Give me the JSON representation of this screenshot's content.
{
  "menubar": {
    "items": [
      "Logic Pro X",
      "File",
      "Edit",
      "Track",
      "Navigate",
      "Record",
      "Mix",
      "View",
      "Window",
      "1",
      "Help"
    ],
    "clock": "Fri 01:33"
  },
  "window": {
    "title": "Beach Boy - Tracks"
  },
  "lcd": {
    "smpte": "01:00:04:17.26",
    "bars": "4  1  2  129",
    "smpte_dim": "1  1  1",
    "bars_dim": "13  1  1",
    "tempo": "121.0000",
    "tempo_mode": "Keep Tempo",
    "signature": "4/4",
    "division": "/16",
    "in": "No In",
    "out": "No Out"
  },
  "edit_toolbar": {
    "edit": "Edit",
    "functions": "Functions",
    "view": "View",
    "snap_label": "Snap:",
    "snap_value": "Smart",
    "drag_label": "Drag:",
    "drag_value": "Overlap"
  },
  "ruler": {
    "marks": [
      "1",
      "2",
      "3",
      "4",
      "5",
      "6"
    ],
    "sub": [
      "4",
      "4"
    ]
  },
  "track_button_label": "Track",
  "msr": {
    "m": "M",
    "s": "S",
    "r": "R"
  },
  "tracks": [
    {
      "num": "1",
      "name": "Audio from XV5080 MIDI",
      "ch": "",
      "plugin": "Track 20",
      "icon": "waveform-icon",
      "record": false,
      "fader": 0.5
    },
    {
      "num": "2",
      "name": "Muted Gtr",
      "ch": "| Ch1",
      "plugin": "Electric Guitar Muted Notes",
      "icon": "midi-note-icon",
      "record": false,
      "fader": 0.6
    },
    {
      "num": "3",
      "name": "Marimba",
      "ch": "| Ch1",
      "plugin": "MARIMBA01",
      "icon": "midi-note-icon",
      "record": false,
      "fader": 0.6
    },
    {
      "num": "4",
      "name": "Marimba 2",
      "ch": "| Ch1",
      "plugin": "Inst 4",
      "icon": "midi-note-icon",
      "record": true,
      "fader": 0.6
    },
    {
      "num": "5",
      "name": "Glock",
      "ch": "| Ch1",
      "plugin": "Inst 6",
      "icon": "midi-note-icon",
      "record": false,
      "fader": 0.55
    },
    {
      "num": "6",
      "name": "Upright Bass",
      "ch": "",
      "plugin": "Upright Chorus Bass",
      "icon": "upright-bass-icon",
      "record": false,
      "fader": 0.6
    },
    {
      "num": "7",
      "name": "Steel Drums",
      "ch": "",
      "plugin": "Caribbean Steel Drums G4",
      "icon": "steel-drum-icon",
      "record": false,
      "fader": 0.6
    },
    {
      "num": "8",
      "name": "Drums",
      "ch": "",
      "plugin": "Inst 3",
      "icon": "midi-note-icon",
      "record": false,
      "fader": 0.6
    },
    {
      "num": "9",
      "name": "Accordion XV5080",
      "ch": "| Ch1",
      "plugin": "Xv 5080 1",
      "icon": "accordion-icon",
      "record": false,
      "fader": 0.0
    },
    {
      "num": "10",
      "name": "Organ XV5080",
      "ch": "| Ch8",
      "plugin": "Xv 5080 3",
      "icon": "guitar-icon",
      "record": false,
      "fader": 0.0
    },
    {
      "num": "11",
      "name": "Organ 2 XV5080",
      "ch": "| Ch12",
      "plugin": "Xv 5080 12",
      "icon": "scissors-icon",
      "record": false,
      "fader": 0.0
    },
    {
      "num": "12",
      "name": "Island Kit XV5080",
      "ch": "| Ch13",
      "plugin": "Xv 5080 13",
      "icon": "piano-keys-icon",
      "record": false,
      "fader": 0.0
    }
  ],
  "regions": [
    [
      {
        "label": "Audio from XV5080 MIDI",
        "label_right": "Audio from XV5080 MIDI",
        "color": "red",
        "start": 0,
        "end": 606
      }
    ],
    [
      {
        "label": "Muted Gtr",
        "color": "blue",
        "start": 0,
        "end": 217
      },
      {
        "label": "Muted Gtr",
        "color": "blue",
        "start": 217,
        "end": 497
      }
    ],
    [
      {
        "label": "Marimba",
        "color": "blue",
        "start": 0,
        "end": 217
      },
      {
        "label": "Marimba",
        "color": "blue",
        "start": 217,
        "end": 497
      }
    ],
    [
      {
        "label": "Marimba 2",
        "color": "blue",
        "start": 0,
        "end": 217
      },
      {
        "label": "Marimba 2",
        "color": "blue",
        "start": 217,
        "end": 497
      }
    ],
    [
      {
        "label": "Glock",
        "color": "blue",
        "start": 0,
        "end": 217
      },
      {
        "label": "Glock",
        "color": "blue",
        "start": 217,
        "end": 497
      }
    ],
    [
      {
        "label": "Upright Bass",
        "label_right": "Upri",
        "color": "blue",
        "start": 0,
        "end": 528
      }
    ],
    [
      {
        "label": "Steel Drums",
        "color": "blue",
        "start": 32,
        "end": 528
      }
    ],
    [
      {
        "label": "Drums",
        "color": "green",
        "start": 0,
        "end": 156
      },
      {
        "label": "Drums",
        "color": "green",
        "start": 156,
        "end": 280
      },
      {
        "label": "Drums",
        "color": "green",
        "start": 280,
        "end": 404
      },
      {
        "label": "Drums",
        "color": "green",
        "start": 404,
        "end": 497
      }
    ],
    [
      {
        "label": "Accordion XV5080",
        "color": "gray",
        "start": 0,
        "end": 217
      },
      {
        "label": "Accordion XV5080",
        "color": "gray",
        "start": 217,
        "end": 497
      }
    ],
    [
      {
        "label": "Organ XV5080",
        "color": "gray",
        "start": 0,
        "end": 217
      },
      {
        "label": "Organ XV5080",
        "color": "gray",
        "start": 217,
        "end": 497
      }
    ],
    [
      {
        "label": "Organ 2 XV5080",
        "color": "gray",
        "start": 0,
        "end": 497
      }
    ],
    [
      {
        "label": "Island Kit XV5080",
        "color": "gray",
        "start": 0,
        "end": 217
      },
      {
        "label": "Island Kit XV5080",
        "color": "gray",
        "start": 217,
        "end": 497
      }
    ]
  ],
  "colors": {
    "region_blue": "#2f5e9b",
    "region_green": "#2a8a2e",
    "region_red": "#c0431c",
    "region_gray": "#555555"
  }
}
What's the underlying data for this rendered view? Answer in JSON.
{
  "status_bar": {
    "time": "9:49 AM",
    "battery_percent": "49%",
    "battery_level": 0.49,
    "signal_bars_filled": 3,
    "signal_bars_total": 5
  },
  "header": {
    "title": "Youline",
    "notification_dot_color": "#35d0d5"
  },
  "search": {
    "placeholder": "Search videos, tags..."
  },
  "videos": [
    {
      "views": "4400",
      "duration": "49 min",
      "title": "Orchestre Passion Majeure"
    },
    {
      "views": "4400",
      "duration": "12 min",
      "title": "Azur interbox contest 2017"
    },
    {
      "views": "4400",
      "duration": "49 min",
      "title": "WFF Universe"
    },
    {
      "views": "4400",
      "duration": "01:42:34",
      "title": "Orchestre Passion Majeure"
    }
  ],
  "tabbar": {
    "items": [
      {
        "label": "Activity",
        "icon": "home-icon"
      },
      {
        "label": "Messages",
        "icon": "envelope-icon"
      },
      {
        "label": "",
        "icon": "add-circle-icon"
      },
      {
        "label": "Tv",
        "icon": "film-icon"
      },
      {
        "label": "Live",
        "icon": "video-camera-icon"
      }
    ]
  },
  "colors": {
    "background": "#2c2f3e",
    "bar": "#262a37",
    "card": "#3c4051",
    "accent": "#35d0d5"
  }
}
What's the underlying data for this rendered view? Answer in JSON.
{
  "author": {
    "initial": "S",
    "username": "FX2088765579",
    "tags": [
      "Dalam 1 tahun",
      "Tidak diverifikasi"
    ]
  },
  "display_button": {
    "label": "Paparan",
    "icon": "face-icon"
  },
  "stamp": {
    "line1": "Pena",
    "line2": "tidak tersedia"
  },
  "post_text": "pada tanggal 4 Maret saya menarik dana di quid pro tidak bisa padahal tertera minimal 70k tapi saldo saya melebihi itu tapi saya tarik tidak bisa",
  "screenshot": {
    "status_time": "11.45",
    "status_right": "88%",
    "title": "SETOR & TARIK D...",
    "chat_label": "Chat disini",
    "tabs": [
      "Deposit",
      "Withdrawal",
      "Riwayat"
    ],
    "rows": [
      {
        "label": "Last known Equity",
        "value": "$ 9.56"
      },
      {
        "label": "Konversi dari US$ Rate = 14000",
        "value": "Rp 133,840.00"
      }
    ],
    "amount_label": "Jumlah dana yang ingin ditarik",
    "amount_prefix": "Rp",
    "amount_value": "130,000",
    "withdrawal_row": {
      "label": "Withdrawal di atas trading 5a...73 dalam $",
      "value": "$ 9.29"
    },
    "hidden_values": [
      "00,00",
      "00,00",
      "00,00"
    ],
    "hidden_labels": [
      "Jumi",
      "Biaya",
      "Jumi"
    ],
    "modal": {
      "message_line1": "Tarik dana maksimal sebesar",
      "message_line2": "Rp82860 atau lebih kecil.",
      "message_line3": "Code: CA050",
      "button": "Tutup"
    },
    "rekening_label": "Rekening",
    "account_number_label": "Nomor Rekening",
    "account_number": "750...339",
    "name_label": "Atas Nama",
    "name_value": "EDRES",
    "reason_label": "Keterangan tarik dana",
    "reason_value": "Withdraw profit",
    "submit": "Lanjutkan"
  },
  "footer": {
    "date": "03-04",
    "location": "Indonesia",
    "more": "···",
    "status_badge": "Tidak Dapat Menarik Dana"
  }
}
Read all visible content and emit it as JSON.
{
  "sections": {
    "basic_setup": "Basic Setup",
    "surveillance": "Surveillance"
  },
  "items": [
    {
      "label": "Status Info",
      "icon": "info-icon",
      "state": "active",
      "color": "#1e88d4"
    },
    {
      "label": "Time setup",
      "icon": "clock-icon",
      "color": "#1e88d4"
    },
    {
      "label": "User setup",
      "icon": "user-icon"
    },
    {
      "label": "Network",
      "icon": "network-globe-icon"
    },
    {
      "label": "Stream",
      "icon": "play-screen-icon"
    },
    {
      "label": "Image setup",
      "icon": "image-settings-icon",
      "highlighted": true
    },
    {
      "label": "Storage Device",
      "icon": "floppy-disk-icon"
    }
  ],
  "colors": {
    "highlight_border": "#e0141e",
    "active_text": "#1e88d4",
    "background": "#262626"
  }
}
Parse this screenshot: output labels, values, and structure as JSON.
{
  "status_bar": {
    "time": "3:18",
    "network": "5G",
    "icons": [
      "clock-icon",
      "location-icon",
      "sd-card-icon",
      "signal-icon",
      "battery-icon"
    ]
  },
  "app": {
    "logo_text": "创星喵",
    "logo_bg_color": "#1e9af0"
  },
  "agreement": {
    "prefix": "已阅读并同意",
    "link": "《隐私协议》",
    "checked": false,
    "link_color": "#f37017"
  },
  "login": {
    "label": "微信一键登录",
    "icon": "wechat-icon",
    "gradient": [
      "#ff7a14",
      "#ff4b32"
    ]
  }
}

◆ WORK TO COMPLETE: List every line above that holds the word "from".

◆ ANSWER TO THIS EXERCISE:
      "name": "Audio from XV5080 MIDI",
        "label": "Audio from XV5080 MIDI",
        "label_right": "Audio from XV5080 MIDI",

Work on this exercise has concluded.